Input rows.
---------------

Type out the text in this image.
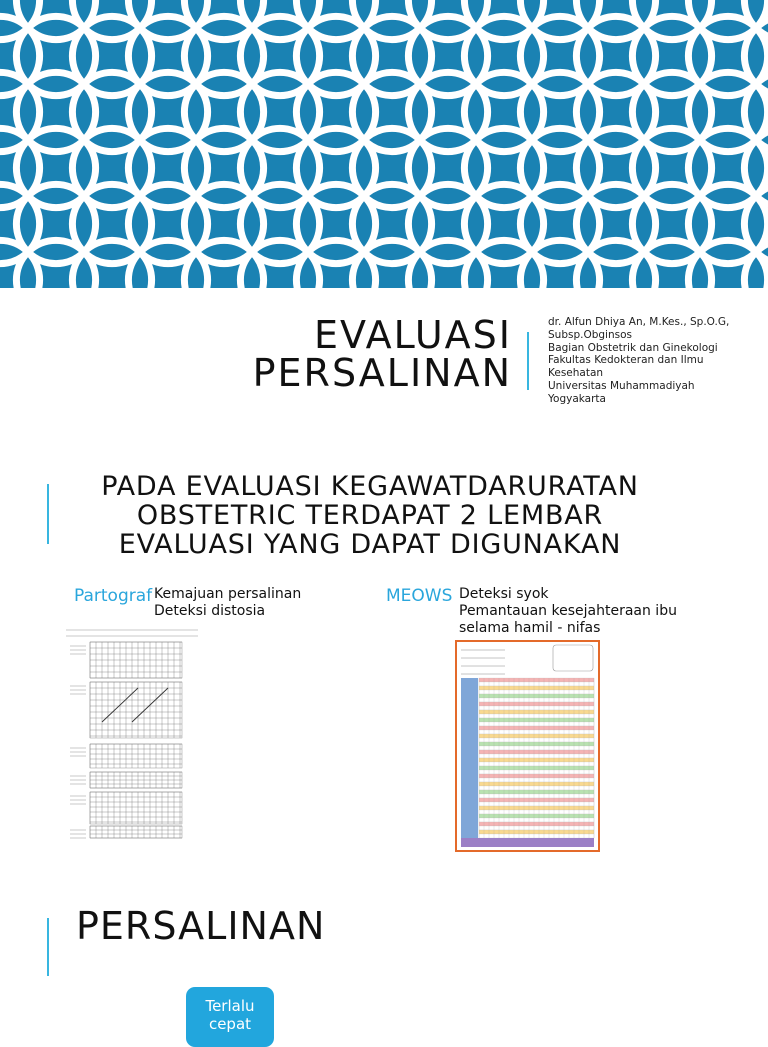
EVALUASI
PERSALINAN
dr. Alfun Dhiya An, M.Kes., Sp.O.G,
Subsp.Obginsos
Bagian Obstetrik dan Ginekologi
Fakultas Kedokteran dan Ilmu
Kesehatan
Universitas Muhammadiyah
Yogyakarta
PADA EVALUASI KEGAWATDARURATAN
OBSTETRIC TERDAPAT 2 LEMBAR
EVALUASI YANG DAPAT DIGUNAKAN
Partograf Kemajuan persalinan
Deteksi distosia
MEOWS Deteksi syok
Pemantauan kesejahteraan ibu
selama hamil - nifas
PERSALINAN
Terlalu cepat
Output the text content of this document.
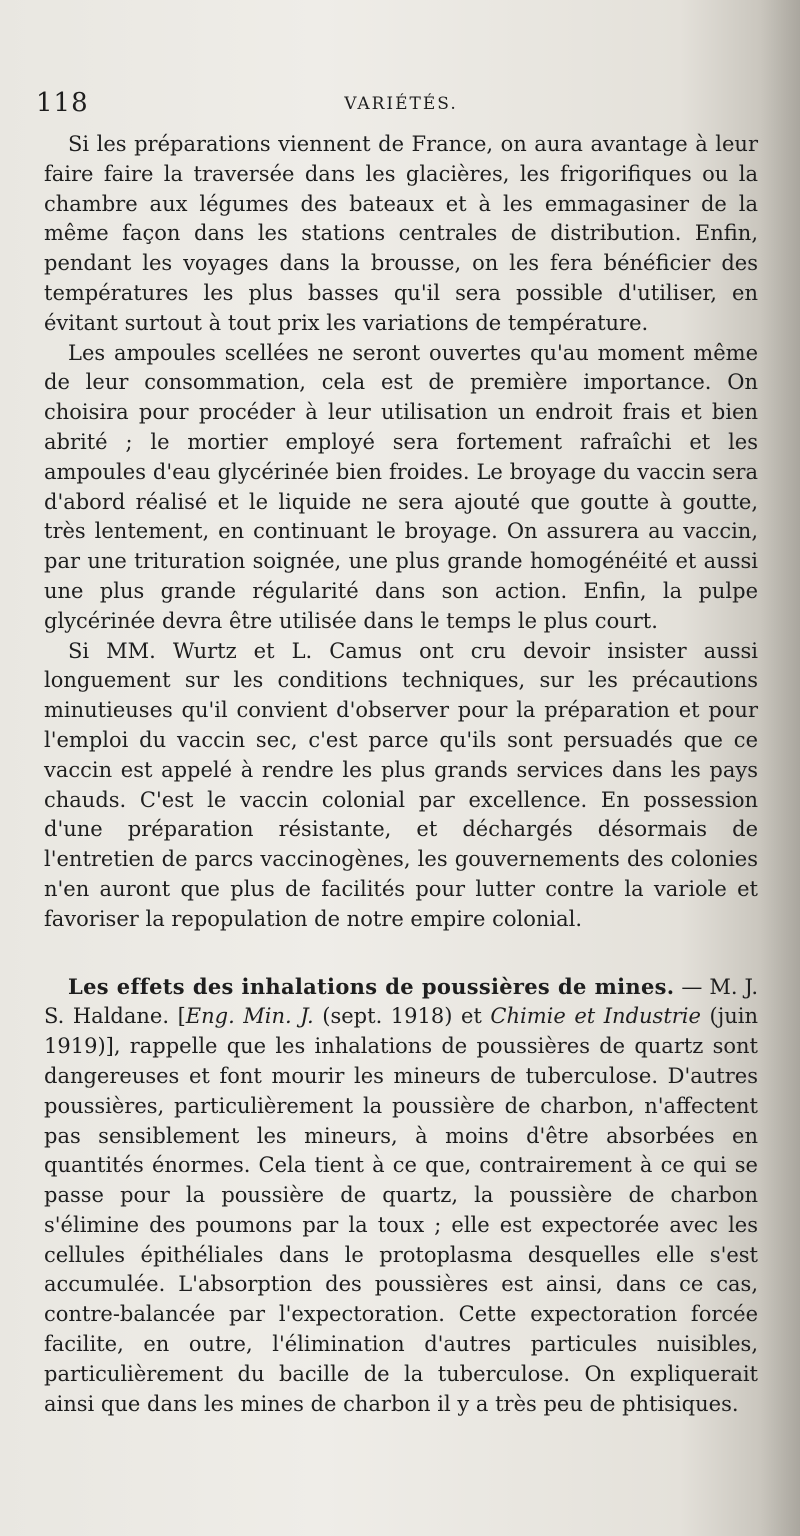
118	VARIÉTÉS.

Si les préparations viennent de France, on aura avantage à leur faire faire la traversée dans les glacières, les frigorifiques ou la chambre aux légumes des bateaux et à les emmagasiner de la même façon dans les stations centrales de distribution. Enfin, pendant les voyages dans la brousse, on les fera bénéficier des températures les plus basses qu'il sera possible d'utiliser, en évitant surtout à tout prix les variations de température.

Les ampoules scellées ne seront ouvertes qu'au moment même de leur consommation, cela est de première importance. On choisira pour procéder à leur utilisation un endroit frais et bien abrité ; le mortier employé sera fortement rafraîchi et les ampoules d'eau glycérinée bien froides. Le broyage du vaccin sera d'abord réalisé et le liquide ne sera ajouté que goutte à goutte, très lentement, en continuant le broyage. On assurera au vaccin, par une trituration soignée, une plus grande homogénéité et aussi une plus grande régularité dans son action. Enfin, la pulpe glycérinée devra être utilisée dans le temps le plus court.

Si MM. Wurtz et L. Camus ont cru devoir insister aussi longuement sur les conditions techniques, sur les précautions minutieuses qu'il convient d'observer pour la préparation et pour l'emploi du vaccin sec, c'est parce qu'ils sont persuadés que ce vaccin est appelé à rendre les plus grands services dans les pays chauds. C'est le vaccin colonial par excellence. En possession d'une préparation résistante, et déchargés désormais de l'entretien de parcs vaccinogènes, les gouvernements des colonies n'en auront que plus de facilités pour lutter contre la variole et favoriser la repopulation de notre empire colonial.

Les effets des inhalations de poussières de mines. — M. J. S. Haldane. [Eng. Min. J. (sept. 1918) et Chimie et Industrie (juin 1919)], rappelle que les inhalations de poussières de quartz sont dangereuses et font mourir les mineurs de tuberculose. D'autres poussières, particulièrement la poussière de charbon, n'affectent pas sensiblement les mineurs, à moins d'être absorbées en quantités énormes. Cela tient à ce que, contrairement à ce qui se passe pour la poussière de quartz, la poussière de charbon s'élimine des poumons par la toux ; elle est expectorée avec les cellules épithéliales dans le protoplasma desquelles elle s'est accumulée. L'absorption des poussières est ainsi, dans ce cas, contre-balancée par l'expectoration. Cette expectoration forcée facilite, en outre, l'élimination d'autres particules nuisibles, particulièrement du bacille de la tuberculose. On expliquerait ainsi que dans les mines de charbon il y a très peu de phtisiques.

---------------

What you have to do.
From the data above, copy out every line with the string "this" in it.

Exercise output.
Type out the text in this image.
Output the text content of this document.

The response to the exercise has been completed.